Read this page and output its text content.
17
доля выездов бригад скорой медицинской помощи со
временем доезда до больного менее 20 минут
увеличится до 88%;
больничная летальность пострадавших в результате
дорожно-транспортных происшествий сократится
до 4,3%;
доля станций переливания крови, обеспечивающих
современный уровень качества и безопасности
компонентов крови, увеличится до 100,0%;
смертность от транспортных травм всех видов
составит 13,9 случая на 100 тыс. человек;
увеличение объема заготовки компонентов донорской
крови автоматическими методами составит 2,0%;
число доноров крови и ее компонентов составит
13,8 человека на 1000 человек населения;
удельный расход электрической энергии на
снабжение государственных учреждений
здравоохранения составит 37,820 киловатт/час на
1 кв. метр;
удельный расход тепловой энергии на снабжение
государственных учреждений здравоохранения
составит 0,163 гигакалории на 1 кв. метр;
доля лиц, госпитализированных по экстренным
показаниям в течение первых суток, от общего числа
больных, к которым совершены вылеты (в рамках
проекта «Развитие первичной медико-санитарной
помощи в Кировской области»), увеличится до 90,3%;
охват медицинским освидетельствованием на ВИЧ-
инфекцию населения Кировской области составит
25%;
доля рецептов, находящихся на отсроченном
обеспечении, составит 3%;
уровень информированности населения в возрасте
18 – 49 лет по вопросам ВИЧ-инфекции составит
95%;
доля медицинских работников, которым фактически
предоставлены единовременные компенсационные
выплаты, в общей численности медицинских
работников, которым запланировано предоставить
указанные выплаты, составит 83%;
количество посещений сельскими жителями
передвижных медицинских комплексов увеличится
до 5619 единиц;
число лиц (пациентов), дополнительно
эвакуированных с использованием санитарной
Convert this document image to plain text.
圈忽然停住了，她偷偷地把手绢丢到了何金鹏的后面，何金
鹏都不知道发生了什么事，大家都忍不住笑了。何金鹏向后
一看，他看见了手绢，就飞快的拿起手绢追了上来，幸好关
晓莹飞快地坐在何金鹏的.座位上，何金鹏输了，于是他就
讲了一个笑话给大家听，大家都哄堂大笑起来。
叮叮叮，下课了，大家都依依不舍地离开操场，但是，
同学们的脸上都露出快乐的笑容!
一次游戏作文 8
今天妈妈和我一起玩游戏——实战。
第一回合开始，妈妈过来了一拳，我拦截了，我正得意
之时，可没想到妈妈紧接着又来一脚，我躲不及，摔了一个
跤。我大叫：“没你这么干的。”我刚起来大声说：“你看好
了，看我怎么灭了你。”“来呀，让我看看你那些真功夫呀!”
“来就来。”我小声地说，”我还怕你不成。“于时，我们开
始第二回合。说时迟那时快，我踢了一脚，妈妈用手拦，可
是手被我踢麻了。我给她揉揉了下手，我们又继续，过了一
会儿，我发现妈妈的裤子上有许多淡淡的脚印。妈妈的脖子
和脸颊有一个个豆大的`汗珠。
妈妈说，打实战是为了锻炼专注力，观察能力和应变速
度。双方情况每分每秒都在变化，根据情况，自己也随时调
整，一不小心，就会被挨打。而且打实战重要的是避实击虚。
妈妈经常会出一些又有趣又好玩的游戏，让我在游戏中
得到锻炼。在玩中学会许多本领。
****************
Goal - Write the data out again in full and exactly.

Response for this exercise -
Read this page and output its text content.
17
доля выездов бригад скорой медицинской помощи со
временем доезда до больного менее 20 минут
увеличится до 88%;
больничная летальность пострадавших в результате
дорожно-транспортных происшествий сократится
до 4,3%;
доля станций переливания крови, обеспечивающих
современный уровень качества и безопасности
компонентов крови, увеличится до 100,0%;
смертность от транспортных травм всех видов
составит 13,9 случая на 100 тыс. человек;
увеличение объема заготовки компонентов донорской
крови автоматическими методами составит 2,0%;
число доноров крови и ее компонентов составит
13,8 человека на 1000 человек населения;
удельный расход электрической энергии на
снабжение государственных учреждений
здравоохранения составит 37,820 киловатт/час на
1 кв. метр;
удельный расход тепловой энергии на снабжение
государственных учреждений здравоохранения
составит 0,163 гигакалории на 1 кв. метр;
доля лиц, госпитализированных по экстренным
показаниям в течение первых суток, от общего числа
больных, к которым совершены вылеты (в рамках
проекта «Развитие первичной медико-санитарной
помощи в Кировской области»), увеличится до 90,3%;
охват медицинским освидетельствованием на ВИЧ-
инфекцию населения Кировской области составит
25%;
доля рецептов, находящихся на отсроченном
обеспечении, составит 3%;
уровень информированности населения в возрасте
18 – 49 лет по вопросам ВИЧ-инфекции составит
95%;
доля медицинских работников, которым фактически
предоставлены единовременные компенсационные
выплаты, в общей численности медицинских
работников, которым запланировано предоставить
указанные выплаты, составит 83%;
количество посещений сельскими жителями
передвижных медицинских комплексов увеличится
до 5619 единиц;
число лиц (пациентов), дополнительно
эвакуированных с использованием санитарной
Convert this document image to plain text.
圈忽然停住了，她偷偷地把手绢丢到了何金鹏的后面，何金
鹏都不知道发生了什么事，大家都忍不住笑了。何金鹏向后
一看，他看见了手绢，就飞快的拿起手绢追了上来，幸好关
晓莹飞快地坐在何金鹏的.座位上，何金鹏输了，于是他就
讲了一个笑话给大家听，大家都哄堂大笑起来。
叮叮叮，下课了，大家都依依不舍地离开操场，但是，
同学们的脸上都露出快乐的笑容!
一次游戏作文 8
今天妈妈和我一起玩游戏——实战。
第一回合开始，妈妈过来了一拳，我拦截了，我正得意
之时，可没想到妈妈紧接着又来一脚，我躲不及，摔了一个
跤。我大叫：“没你这么干的。”我刚起来大声说：“你看好
了，看我怎么灭了你。”“来呀，让我看看你那些真功夫呀!”
“来就来。”我小声地说，”我还怕你不成。“于时，我们开
始第二回合。说时迟那时快，我踢了一脚，妈妈用手拦，可
是手被我踢麻了。我给她揉揉了下手，我们又继续，过了一
会儿，我发现妈妈的裤子上有许多淡淡的脚印。妈妈的脖子
和脸颊有一个个豆大的`汗珠。
妈妈说，打实战是为了锻炼专注力，观察能力和应变速
度。双方情况每分每秒都在变化，根据情况，自己也随时调
整，一不小心，就会被挨打。而且打实战重要的是避实击虚。
妈妈经常会出一些又有趣又好玩的游戏，让我在游戏中
得到锻炼。在玩中学会许多本领。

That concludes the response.